WHAT IS BEING ASKED
Pictures in the data below are not part of the copy; transcribe everything else exactly.

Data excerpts

☆ ☆ ☆

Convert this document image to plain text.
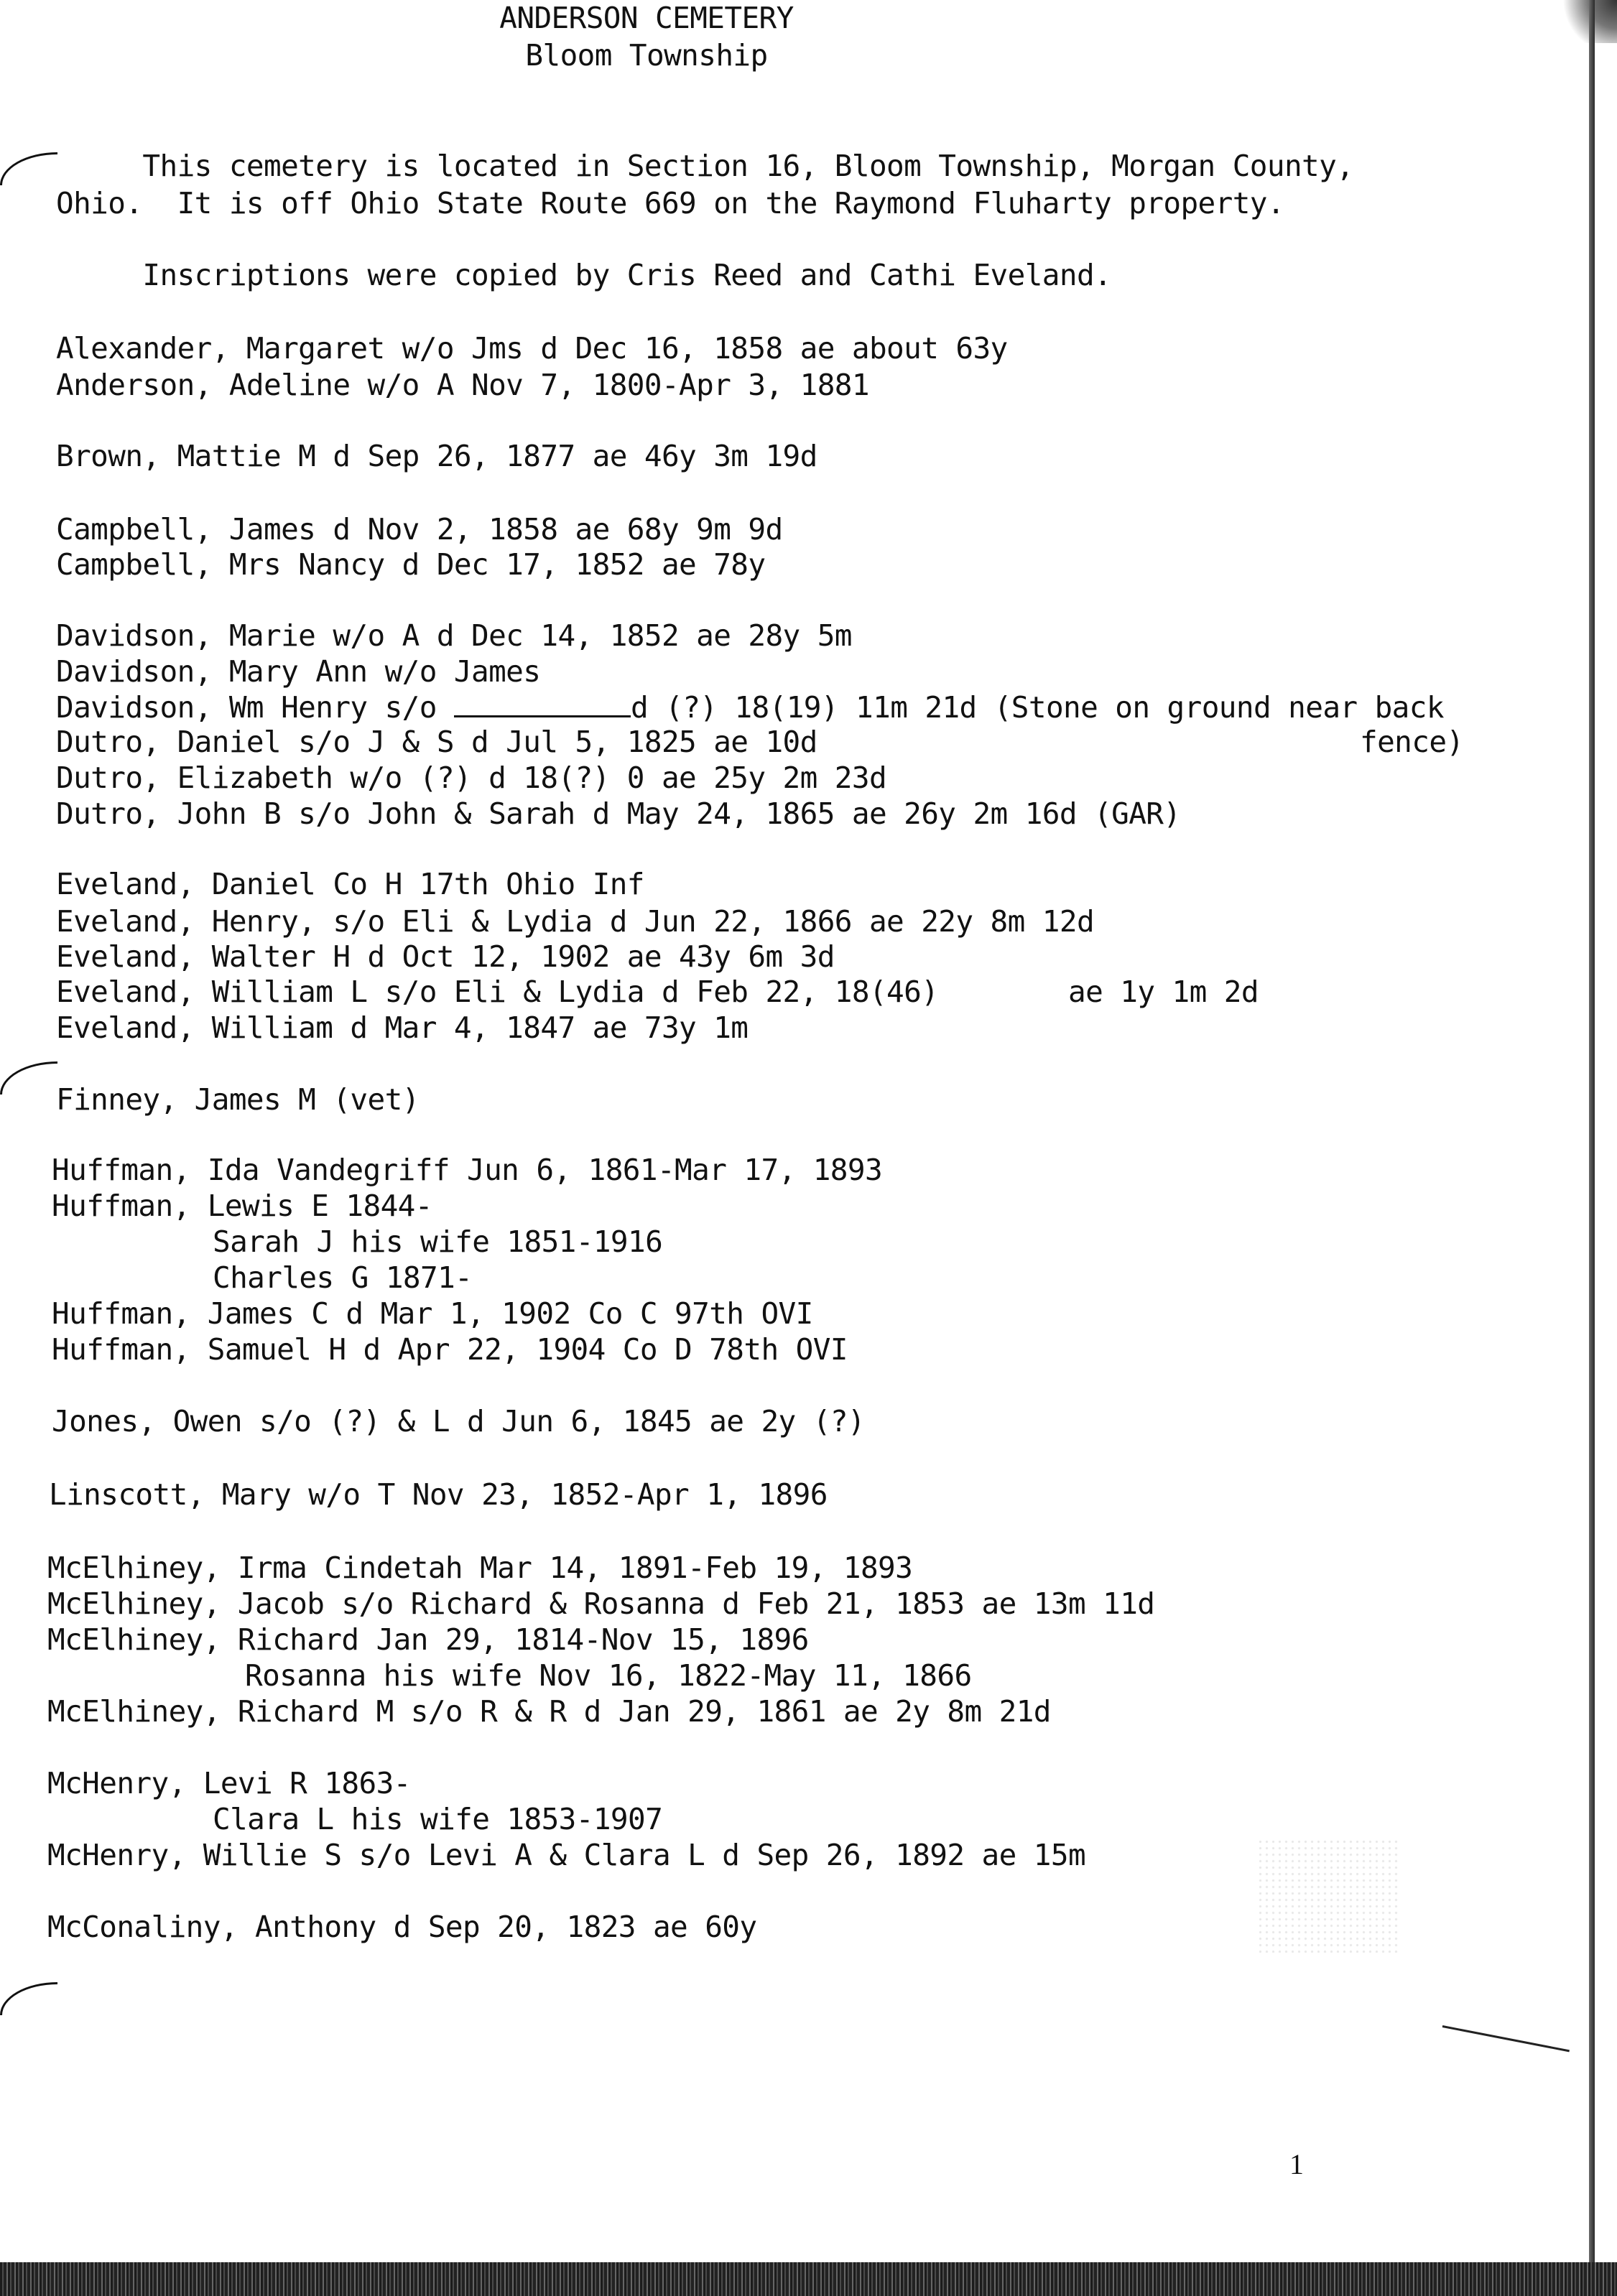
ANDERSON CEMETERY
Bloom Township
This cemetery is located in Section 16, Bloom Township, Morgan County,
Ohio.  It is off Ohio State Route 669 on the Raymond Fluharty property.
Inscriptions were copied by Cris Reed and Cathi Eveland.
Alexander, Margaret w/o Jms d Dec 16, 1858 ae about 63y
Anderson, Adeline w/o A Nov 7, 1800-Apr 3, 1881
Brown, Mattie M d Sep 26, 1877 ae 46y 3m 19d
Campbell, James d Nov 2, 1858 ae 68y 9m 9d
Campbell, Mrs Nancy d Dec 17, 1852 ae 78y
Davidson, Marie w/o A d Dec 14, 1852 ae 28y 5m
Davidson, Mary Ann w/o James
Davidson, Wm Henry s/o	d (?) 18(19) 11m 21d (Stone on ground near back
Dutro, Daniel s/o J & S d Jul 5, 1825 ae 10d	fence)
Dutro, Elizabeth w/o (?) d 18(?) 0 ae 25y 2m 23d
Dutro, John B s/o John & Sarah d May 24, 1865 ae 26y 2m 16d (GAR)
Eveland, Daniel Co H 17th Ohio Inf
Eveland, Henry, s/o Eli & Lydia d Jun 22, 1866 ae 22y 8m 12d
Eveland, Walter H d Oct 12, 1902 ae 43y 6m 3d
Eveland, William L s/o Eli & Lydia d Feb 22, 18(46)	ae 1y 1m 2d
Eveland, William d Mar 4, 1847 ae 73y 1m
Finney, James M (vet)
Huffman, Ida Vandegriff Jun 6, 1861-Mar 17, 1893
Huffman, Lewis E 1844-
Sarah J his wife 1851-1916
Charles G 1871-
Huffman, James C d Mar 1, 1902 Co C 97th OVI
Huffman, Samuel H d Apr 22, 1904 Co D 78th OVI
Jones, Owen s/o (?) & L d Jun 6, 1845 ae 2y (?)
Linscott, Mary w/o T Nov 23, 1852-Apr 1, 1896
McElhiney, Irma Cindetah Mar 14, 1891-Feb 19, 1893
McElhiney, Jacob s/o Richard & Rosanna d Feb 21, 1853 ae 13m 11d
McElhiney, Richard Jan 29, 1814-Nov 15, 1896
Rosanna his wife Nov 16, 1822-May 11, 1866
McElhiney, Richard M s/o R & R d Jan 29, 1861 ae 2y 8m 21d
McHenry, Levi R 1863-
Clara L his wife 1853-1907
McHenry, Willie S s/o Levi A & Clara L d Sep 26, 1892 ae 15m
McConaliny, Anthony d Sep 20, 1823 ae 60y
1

☆ ☆ ☆

OUTPUT
Convert this document image to plain text.
ANDERSON CEMETERY
Bloom Township
This cemetery is located in Section 16, Bloom Township, Morgan County,
Ohio.  It is off Ohio State Route 669 on the Raymond Fluharty property.
Inscriptions were copied by Cris Reed and Cathi Eveland.
Alexander, Margaret w/o Jms d Dec 16, 1858 ae about 63y
Anderson, Adeline w/o A Nov 7, 1800-Apr 3, 1881
Brown, Mattie M d Sep 26, 1877 ae 46y 3m 19d
Campbell, James d Nov 2, 1858 ae 68y 9m 9d
Campbell, Mrs Nancy d Dec 17, 1852 ae 78y
Davidson, Marie w/o A d Dec 14, 1852 ae 28y 5m
Davidson, Mary Ann w/o James
Davidson, Wm Henry s/o	d (?) 18(19) 11m 21d (Stone on ground near back
Dutro, Daniel s/o J & S d Jul 5, 1825 ae 10d	fence)
Dutro, Elizabeth w/o (?) d 18(?) 0 ae 25y 2m 23d
Dutro, John B s/o John & Sarah d May 24, 1865 ae 26y 2m 16d (GAR)
Eveland, Daniel Co H 17th Ohio Inf
Eveland, Henry, s/o Eli & Lydia d Jun 22, 1866 ae 22y 8m 12d
Eveland, Walter H d Oct 12, 1902 ae 43y 6m 3d
Eveland, William L s/o Eli & Lydia d Feb 22, 18(46)	ae 1y 1m 2d
Eveland, William d Mar 4, 1847 ae 73y 1m
Finney, James M (vet)
Huffman, Ida Vandegriff Jun 6, 1861-Mar 17, 1893
Huffman, Lewis E 1844-
Sarah J his wife 1851-1916
Charles G 1871-
Huffman, James C d Mar 1, 1902 Co C 97th OVI
Huffman, Samuel H d Apr 22, 1904 Co D 78th OVI
Jones, Owen s/o (?) & L d Jun 6, 1845 ae 2y (?)
Linscott, Mary w/o T Nov 23, 1852-Apr 1, 1896
McElhiney, Irma Cindetah Mar 14, 1891-Feb 19, 1893
McElhiney, Jacob s/o Richard & Rosanna d Feb 21, 1853 ae 13m 11d
McElhiney, Richard Jan 29, 1814-Nov 15, 1896
Rosanna his wife Nov 16, 1822-May 11, 1866
McElhiney, Richard M s/o R & R d Jan 29, 1861 ae 2y 8m 21d
McHenry, Levi R 1863-
Clara L his wife 1853-1907
McHenry, Willie S s/o Levi A & Clara L d Sep 26, 1892 ae 15m
McConaliny, Anthony d Sep 20, 1823 ae 60y
1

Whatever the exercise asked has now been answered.